**DESCRIPTION OF THE TASK**
Select lines where the word "object" appears.

**EXERCISE DATA**
○ ○ ○ ○ ○ ○ ○

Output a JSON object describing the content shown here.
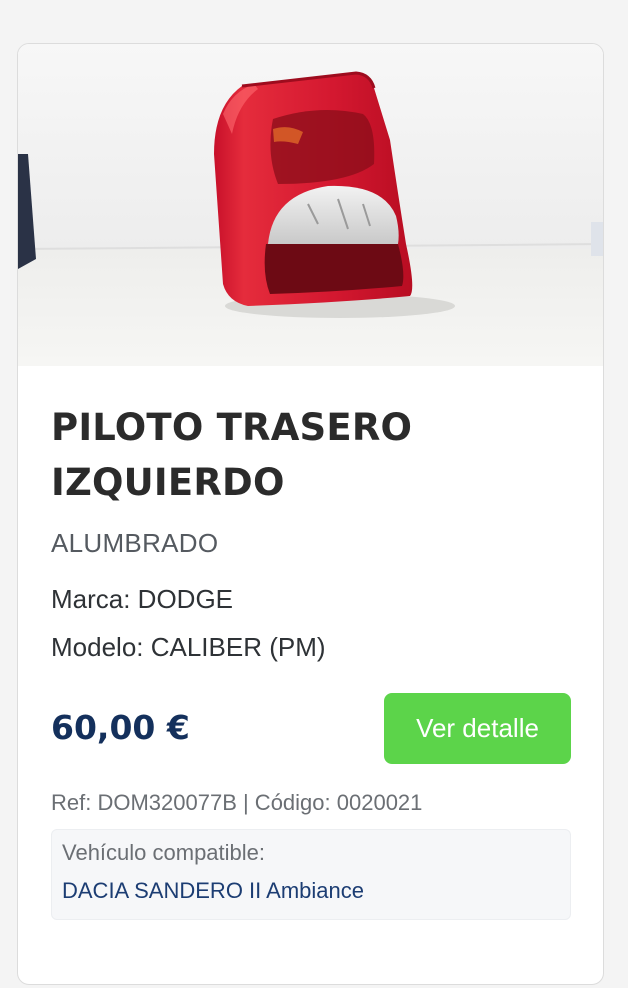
{
  "product": {
    "image_icon": "tail-light-photo",
    "title_line1": "PILOTO TRASERO",
    "title_line2": "IZQUIERDO",
    "category": "ALUMBRADO",
    "brand": "Marca: DODGE",
    "model": "Modelo: CALIBER (PM)",
    "price": "60,00 €",
    "detail_button_label": "Ver detalle",
    "reference": "Ref: DOM320077B | Código: 0020021",
    "compatible_label": "Vehículo compatible:",
    "compatible_vehicle": "DACIA SANDERO II Ambiance"
  },
  "colors": {
    "price": "#14305c",
    "button": "#5cd44a",
    "vehicle_link": "#1c3d73"
  }
}
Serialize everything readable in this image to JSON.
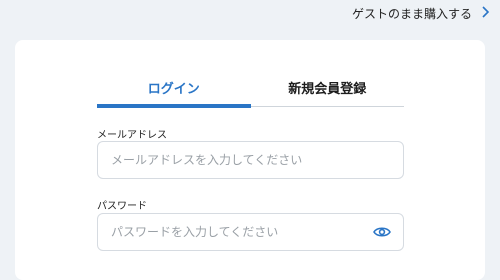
{
  "guest_link": {
    "label": "ゲストのまま購入する"
  },
  "tabs": [
    {
      "label": "ログイン",
      "active": true
    },
    {
      "label": "新規会員登録",
      "active": false
    }
  ],
  "form": {
    "email": {
      "label": "メールアドレス",
      "placeholder": "メールアドレスを入力してください",
      "value": ""
    },
    "password": {
      "label": "パスワード",
      "placeholder": "パスワードを入力してください",
      "value": ""
    }
  },
  "icons": {
    "guest_arrow": "chevron-right-icon",
    "password_toggle": "eye-icon"
  },
  "colors": {
    "accent": "#2a75c6",
    "background": "#eef2f6",
    "card": "#ffffff"
  }
}
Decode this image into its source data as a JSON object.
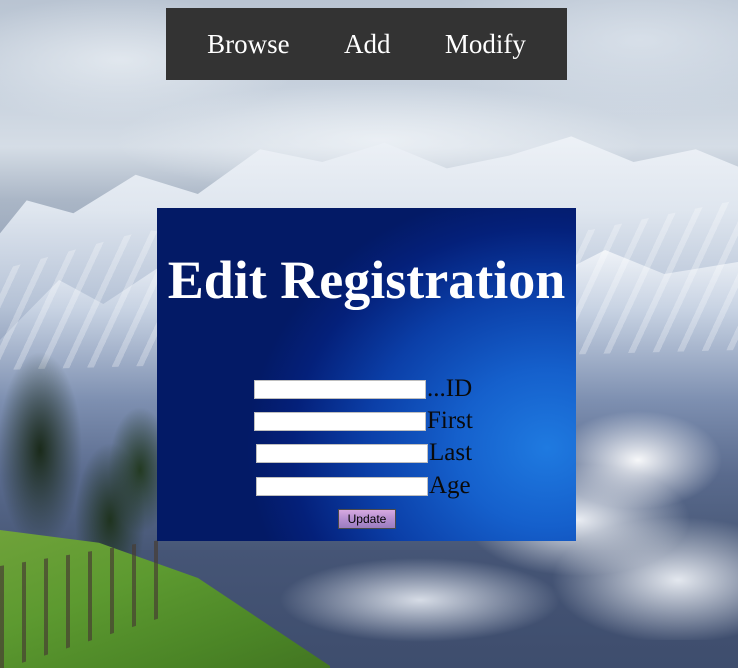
{
  "nav": {
    "browse_label": "Browse",
    "add_label": "Add",
    "modify_label": "Modify"
  },
  "panel": {
    "title": "Edit Registration"
  },
  "form": {
    "id": {
      "label": "...ID",
      "value": "",
      "placeholder": ""
    },
    "first": {
      "label": "First",
      "value": "",
      "placeholder": ""
    },
    "last": {
      "label": "Last",
      "value": "",
      "placeholder": ""
    },
    "age": {
      "label": "Age",
      "value": "",
      "placeholder": ""
    },
    "update_label": "Update"
  },
  "colors": {
    "navbar_bg": "#333333",
    "panel_bg": "#0b3fa8",
    "button_bg": "#b58fd0"
  }
}
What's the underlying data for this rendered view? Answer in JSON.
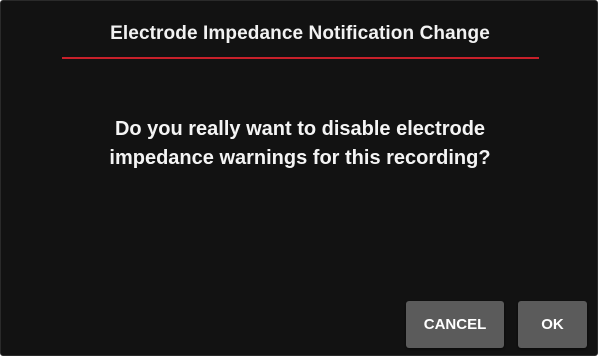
{
  "dialog": {
    "title": "Electrode Impedance Notification Change",
    "message_line1": "Do you really want to disable electrode",
    "message_line2": "impedance warnings for this recording?",
    "cancel_label": "CANCEL",
    "ok_label": "OK"
  },
  "colors": {
    "background": "#121212",
    "accent_rule": "#c8202a",
    "button": "#5b5b5b",
    "text": "#f2f2f2"
  }
}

○ ○ ○ ○ ○ ○ ○

**TASK ANSWER**
Output a JSON object describing the content shown here.
Decode this image into its source data as a JSON object.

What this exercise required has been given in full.